• Supplied information:
— START —
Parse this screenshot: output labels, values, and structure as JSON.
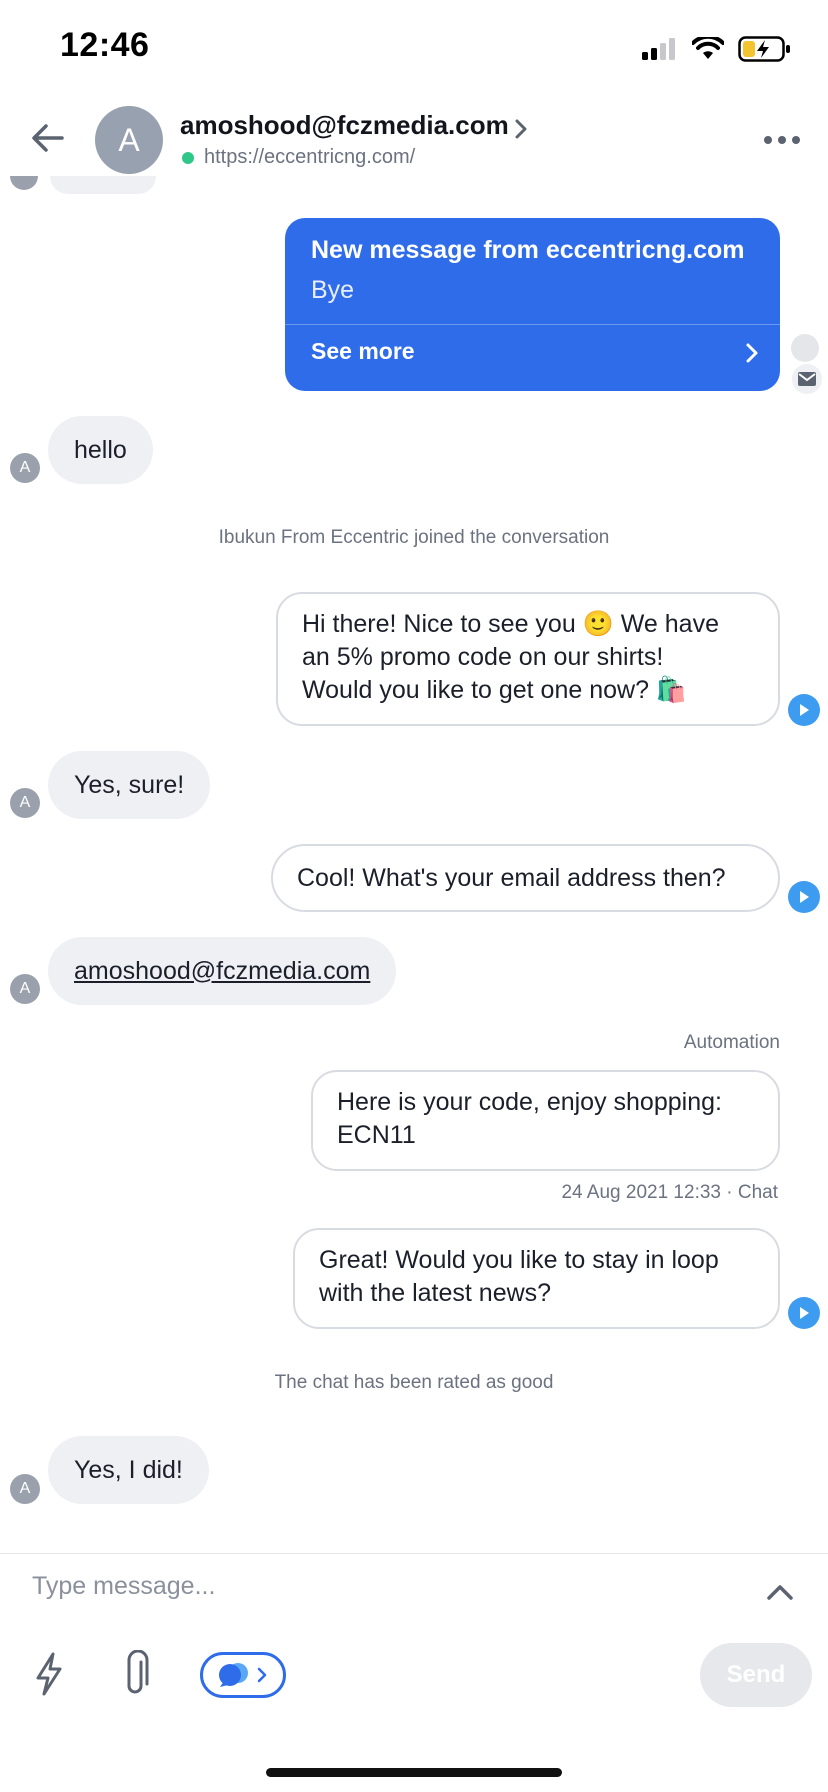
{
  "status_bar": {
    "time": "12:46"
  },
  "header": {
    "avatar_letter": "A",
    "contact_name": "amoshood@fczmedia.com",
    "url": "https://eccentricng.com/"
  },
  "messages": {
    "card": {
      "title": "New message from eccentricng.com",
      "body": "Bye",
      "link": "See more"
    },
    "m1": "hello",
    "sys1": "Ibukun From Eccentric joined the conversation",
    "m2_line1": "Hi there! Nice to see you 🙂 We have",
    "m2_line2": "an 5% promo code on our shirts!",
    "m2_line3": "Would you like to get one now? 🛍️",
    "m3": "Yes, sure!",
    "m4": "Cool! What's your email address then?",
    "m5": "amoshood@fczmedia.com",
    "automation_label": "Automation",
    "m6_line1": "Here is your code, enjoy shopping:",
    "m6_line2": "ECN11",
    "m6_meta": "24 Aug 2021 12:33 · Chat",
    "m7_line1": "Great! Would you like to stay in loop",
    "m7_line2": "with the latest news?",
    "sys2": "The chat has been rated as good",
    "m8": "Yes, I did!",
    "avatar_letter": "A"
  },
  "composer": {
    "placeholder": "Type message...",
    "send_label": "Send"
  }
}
— END —
— START —
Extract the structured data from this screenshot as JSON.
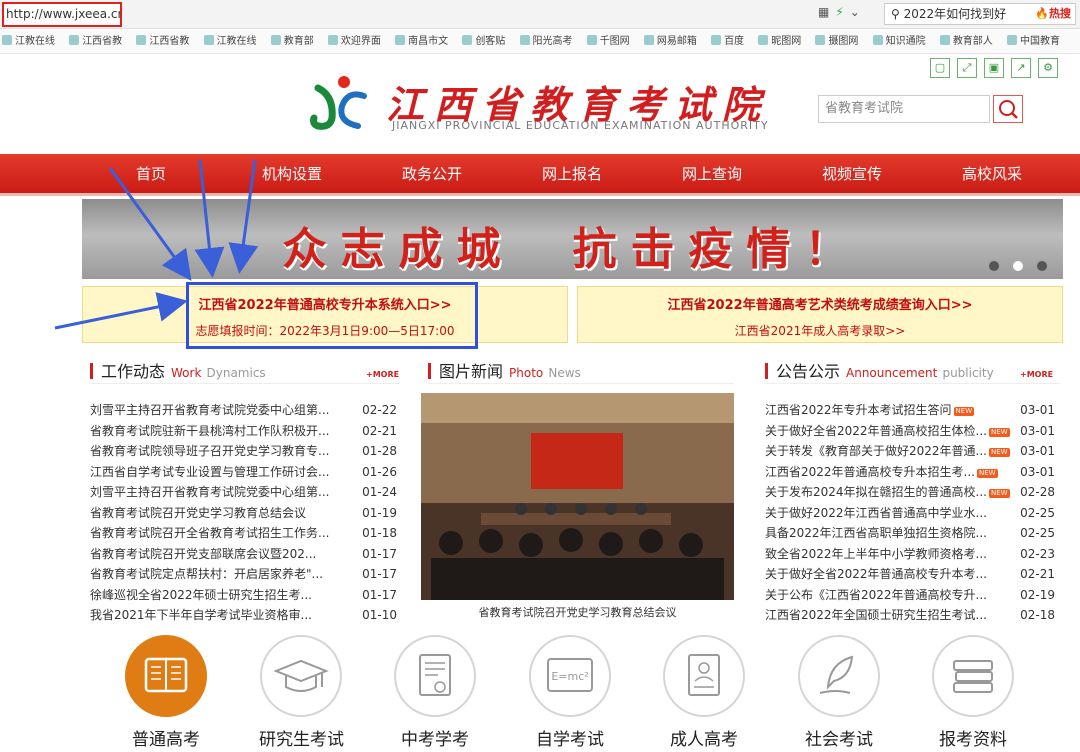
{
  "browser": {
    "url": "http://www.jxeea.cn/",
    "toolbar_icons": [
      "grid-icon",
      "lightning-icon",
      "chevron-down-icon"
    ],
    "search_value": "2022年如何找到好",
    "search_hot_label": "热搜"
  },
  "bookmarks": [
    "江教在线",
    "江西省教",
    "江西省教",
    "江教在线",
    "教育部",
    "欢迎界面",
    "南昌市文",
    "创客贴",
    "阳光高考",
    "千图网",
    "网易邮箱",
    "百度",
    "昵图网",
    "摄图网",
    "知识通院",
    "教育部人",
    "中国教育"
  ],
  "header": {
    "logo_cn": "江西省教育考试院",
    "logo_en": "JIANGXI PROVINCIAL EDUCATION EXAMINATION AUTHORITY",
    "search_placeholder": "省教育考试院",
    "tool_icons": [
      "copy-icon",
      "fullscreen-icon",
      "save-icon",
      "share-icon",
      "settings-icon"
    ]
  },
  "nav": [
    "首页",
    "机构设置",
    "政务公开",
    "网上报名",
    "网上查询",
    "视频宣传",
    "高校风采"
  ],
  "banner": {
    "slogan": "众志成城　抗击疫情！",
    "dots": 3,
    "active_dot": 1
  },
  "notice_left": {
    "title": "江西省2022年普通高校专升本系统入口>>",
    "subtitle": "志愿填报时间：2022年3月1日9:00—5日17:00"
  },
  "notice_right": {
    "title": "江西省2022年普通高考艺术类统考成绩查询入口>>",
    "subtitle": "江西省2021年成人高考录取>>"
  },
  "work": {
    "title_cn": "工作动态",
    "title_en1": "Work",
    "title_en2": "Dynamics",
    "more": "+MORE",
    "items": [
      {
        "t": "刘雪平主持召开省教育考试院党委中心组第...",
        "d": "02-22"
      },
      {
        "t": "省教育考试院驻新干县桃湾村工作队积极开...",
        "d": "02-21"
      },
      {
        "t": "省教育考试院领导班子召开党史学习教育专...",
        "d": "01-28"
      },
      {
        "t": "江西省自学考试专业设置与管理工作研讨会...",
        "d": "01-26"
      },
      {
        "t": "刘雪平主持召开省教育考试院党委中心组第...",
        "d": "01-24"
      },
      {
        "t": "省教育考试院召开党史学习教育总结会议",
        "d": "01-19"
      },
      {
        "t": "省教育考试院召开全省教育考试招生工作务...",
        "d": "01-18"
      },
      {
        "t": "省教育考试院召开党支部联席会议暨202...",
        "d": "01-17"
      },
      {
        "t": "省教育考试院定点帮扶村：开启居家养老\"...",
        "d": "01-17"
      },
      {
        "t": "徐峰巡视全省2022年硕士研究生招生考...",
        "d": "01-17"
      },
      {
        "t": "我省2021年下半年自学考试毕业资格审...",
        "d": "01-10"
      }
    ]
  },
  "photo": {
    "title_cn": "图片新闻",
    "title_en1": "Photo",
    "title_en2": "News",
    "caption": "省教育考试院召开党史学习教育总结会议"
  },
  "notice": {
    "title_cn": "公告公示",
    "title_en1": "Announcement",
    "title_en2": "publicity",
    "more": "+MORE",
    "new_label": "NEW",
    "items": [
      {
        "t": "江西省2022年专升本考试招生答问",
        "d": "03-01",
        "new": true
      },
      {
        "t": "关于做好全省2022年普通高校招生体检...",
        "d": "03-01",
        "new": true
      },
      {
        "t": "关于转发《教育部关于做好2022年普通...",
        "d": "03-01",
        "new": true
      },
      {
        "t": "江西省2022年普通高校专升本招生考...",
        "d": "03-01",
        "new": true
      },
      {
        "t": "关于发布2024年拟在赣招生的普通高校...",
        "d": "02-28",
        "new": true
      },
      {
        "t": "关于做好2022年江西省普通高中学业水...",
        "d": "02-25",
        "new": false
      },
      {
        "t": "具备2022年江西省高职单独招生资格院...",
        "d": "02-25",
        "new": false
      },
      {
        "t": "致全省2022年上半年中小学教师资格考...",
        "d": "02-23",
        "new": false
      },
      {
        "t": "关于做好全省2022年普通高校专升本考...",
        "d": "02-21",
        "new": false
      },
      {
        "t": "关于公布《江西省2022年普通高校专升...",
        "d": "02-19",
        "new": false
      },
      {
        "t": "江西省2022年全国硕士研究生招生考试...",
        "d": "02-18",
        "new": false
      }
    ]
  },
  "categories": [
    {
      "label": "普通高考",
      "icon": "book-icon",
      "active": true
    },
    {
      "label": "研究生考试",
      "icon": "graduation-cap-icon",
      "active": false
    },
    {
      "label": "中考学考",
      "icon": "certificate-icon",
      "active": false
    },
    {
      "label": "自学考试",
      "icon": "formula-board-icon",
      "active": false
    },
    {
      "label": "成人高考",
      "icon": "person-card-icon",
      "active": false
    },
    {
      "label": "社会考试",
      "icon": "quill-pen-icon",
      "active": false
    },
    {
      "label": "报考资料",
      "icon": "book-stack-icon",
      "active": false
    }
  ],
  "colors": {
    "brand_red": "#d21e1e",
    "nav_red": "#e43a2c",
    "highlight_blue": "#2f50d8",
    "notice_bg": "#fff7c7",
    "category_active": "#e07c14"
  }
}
— END —
• What the task asks: Looking at the records above, say how many lines hold the string "code". Write nothing but the number.

• Solution to this exercise: 2